[Stored items]
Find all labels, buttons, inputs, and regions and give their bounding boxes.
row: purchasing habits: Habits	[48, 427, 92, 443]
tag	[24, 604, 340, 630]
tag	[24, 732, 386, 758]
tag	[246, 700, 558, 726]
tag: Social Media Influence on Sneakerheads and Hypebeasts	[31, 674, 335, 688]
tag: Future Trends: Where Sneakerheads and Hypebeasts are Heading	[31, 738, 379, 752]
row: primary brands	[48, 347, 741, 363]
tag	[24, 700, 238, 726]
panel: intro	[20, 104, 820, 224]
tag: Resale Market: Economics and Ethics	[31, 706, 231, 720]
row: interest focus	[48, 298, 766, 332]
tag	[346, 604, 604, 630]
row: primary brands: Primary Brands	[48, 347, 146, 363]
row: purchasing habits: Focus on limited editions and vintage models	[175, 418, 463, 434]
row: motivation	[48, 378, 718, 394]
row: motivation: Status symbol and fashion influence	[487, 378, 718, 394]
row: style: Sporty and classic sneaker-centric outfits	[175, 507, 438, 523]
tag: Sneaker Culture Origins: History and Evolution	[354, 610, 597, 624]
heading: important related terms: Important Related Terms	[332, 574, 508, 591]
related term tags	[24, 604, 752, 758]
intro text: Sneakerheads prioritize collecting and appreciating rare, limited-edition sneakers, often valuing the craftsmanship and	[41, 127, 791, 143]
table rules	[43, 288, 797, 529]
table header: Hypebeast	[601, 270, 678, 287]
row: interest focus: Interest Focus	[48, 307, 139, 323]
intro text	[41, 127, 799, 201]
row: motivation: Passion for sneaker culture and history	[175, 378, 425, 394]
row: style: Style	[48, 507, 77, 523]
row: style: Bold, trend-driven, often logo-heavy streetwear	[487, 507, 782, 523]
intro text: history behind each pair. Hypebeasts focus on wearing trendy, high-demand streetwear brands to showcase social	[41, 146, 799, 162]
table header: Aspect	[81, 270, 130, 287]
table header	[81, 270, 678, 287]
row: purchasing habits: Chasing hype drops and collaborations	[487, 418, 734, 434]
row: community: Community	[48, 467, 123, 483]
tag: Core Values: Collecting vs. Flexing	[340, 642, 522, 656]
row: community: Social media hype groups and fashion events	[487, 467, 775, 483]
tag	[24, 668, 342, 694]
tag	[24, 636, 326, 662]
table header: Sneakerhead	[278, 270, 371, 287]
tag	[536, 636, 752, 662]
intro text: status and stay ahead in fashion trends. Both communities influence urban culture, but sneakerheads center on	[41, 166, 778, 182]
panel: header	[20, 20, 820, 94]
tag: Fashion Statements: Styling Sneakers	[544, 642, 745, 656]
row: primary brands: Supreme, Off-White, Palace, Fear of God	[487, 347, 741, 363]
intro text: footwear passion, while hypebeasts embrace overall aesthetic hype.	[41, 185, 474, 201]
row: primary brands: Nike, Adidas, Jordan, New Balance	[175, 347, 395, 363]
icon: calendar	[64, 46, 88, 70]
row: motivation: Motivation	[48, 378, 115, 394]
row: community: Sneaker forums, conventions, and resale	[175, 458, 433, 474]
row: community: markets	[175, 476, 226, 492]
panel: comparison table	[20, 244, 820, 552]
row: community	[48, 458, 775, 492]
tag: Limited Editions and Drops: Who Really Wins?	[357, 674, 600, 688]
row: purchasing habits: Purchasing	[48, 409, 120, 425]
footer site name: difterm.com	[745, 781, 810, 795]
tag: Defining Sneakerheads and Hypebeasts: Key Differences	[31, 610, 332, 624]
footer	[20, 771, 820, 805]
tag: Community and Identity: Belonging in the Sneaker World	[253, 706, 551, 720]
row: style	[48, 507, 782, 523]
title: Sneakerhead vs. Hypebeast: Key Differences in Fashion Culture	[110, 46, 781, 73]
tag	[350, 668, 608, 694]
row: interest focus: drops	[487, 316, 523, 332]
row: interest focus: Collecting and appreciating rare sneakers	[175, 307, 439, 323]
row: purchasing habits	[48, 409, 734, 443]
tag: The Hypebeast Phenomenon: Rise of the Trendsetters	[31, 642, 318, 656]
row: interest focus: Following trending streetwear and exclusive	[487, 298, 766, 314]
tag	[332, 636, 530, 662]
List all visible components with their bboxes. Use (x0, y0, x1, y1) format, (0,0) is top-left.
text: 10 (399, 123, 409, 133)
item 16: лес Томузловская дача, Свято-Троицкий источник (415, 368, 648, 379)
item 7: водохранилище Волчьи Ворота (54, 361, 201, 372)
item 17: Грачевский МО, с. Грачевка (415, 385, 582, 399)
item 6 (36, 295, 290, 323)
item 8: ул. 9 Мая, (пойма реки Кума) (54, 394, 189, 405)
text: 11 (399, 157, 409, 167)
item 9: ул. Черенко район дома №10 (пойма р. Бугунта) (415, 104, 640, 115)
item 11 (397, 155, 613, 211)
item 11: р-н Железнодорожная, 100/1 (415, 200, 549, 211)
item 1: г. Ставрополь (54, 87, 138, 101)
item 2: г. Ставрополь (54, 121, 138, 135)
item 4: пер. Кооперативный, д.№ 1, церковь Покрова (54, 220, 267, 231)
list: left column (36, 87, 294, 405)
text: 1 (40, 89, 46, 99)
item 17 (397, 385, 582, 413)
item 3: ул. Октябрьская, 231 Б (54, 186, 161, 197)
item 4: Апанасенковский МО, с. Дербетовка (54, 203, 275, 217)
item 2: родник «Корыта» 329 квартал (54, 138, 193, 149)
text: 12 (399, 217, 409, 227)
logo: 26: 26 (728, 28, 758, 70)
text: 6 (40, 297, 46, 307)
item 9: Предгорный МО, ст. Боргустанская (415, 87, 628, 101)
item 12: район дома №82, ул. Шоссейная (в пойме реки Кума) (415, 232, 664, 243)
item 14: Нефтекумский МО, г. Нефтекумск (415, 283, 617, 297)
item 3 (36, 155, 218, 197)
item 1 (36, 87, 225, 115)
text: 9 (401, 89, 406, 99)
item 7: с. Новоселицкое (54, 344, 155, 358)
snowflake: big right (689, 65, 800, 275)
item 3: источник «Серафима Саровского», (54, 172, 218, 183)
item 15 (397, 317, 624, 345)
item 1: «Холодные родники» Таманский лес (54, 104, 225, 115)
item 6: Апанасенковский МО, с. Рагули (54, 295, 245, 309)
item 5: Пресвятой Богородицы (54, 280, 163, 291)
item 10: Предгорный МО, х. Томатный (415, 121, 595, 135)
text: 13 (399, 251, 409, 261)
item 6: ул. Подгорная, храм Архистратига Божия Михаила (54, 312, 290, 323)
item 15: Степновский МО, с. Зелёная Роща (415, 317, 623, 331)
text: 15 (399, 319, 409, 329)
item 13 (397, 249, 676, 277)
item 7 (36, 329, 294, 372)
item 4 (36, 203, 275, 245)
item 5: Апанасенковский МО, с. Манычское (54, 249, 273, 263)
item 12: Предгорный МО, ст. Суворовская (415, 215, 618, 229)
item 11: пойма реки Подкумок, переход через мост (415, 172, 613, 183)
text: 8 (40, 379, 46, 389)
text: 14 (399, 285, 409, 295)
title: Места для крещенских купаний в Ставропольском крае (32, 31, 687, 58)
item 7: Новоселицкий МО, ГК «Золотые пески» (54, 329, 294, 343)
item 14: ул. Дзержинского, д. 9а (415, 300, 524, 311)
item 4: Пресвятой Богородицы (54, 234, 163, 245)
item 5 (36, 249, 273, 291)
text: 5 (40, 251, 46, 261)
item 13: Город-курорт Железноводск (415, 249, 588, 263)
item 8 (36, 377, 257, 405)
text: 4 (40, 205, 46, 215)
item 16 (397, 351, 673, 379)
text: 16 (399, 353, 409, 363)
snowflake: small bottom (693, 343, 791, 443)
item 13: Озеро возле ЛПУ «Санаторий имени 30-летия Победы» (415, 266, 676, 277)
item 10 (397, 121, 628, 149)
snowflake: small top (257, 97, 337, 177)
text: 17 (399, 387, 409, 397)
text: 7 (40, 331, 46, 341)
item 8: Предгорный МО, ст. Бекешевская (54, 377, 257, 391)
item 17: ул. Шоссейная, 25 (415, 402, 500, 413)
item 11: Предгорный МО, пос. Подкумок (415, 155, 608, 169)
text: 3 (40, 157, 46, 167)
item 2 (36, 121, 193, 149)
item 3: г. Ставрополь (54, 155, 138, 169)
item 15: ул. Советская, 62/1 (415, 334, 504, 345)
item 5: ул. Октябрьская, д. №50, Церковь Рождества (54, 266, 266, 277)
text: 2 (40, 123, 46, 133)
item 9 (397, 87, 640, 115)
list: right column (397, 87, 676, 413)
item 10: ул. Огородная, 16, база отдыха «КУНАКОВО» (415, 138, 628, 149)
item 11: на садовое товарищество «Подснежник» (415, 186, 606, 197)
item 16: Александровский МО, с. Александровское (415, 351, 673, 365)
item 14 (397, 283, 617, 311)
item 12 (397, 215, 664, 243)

◆ TASK DIRECTIONS
Starting with the first line of the items and going on through the line with "row: primary brands: Primary", format every line as a Markdown table with the columns Row and Text. Number the lines in Row, put each line in Text, and leave out blank lines.

◆ SOLUTION TO THIS PROBLEM
| Row | Text |
|---|---|
| 1 | Find all labels, buttons, inputs, and regions and give their bounding boxes. |
| 2 | row: purchasing habits: Habits	[48, 427, 92, 443] |
| 3 | tag	[24, 604, 340, 630] |
| 4 | tag	[24, 732, 386, 758] |
| 5 | tag	[246, 700, 558, 726] |
| 6 | tag: Social Media Influence on Sneakerheads and Hypebeasts	[31, 674, 335, 688] |
| 7 | tag: Future Trends: Where Sneakerheads and Hypebeasts are Heading	[31, 738, 379, 752] |
| 8 | row: primary brands	[48, 347, 741, 363] |
| 9 | tag	[24, 700, 238, 726] |
| 10 | panel: intro	[20, 104, 820, 224] |
| 11 | tag: Resale Market: Economics and Ethics	[31, 706, 231, 720] |
| 12 | row: interest focus	[48, 298, 766, 332] |
| 13 | tag	[346, 604, 604, 630] |
| 14 | row: primary brands: Primary Brands	[48, 347, 146, 363] |